* THE TASK: Below you will find a set of lines. Repeat them all exactly.

Start of DATA TO PROCESS

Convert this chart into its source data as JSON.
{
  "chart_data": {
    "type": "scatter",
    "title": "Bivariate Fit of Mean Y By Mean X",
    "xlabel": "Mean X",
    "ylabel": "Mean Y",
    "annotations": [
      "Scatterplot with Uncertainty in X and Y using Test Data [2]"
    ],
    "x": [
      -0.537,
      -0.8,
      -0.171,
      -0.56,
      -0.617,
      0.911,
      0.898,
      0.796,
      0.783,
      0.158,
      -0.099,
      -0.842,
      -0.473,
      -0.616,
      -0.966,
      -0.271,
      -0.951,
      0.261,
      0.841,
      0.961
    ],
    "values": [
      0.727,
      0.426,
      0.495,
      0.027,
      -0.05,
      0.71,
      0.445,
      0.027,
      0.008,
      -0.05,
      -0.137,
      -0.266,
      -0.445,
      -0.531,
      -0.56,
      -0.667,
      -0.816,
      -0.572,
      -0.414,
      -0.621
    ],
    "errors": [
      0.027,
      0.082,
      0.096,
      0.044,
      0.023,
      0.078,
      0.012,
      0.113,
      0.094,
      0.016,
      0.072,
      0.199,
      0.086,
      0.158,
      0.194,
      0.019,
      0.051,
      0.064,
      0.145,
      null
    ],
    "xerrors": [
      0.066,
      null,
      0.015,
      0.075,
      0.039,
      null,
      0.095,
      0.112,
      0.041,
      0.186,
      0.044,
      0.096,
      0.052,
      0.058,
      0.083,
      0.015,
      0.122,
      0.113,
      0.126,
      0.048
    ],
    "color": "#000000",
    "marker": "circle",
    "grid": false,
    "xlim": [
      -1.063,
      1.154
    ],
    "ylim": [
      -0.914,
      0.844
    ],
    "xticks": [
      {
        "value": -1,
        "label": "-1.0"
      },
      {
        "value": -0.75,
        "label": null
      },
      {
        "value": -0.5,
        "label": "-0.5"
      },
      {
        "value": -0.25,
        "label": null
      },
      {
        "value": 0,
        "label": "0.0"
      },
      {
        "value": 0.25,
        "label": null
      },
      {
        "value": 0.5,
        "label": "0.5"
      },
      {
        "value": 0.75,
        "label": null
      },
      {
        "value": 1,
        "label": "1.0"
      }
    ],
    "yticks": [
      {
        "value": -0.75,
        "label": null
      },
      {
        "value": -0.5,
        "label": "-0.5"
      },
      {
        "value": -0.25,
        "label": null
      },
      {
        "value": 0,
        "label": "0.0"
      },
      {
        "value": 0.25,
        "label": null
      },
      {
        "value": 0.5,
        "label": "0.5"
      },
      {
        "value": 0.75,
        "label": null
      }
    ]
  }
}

End of DATA TO PROCESS

* SOLVED EXERCISE:
Convert this chart into its source data as JSON.
{
  "chart_data": {
    "type": "scatter",
    "title": "Bivariate Fit of Mean Y By Mean X",
    "xlabel": "Mean X",
    "ylabel": "Mean Y",
    "annotations": [
      "Scatterplot with Uncertainty in X and Y using Test Data [2]"
    ],
    "x": [
      -0.537,
      -0.8,
      -0.171,
      -0.56,
      -0.617,
      0.911,
      0.898,
      0.796,
      0.783,
      0.158,
      -0.099,
      -0.842,
      -0.473,
      -0.616,
      -0.966,
      -0.271,
      -0.951,
      0.261,
      0.841,
      0.961
    ],
    "values": [
      0.727,
      0.426,
      0.495,
      0.027,
      -0.05,
      0.71,
      0.445,
      0.027,
      0.008,
      -0.05,
      -0.137,
      -0.266,
      -0.445,
      -0.531,
      -0.56,
      -0.667,
      -0.816,
      -0.572,
      -0.414,
      -0.621
    ],
    "errors": [
      0.027,
      0.082,
      0.096,
      0.044,
      0.023,
      0.078,
      0.012,
      0.113,
      0.094,
      0.016,
      0.072,
      0.199,
      0.086,
      0.158,
      0.194,
      0.019,
      0.051,
      0.064,
      0.145,
      null
    ],
    "xerrors": [
      0.066,
      null,
      0.015,
      0.075,
      0.039,
      null,
      0.095,
      0.112,
      0.041,
      0.186,
      0.044,
      0.096,
      0.052,
      0.058,
      0.083,
      0.015,
      0.122,
      0.113,
      0.126,
      0.048
    ],
    "color": "#000000",
    "marker": "circle",
    "grid": false,
    "xlim": [
      -1.063,
      1.154
    ],
    "ylim": [
      -0.914,
      0.844
    ],
    "xticks": [
      {
        "value": -1,
        "label": "-1.0"
      },
      {
        "value": -0.75,
        "label": null
      },
      {
        "value": -0.5,
        "label": "-0.5"
      },
      {
        "value": -0.25,
        "label": null
      },
      {
        "value": 0,
        "label": "0.0"
      },
      {
        "value": 0.25,
        "label": null
      },
      {
        "value": 0.5,
        "label": "0.5"
      },
      {
        "value": 0.75,
        "label": null
      },
      {
        "value": 1,
        "label": "1.0"
      }
    ],
    "yticks": [
      {
        "value": -0.75,
        "label": null
      },
      {
        "value": -0.5,
        "label": "-0.5"
      },
      {
        "value": -0.25,
        "label": null
      },
      {
        "value": 0,
        "label": "0.0"
      },
      {
        "value": 0.25,
        "label": null
      },
      {
        "value": 0.5,
        "label": "0.5"
      },
      {
        "value": 0.75,
        "label": null
      }
    ]
  }
}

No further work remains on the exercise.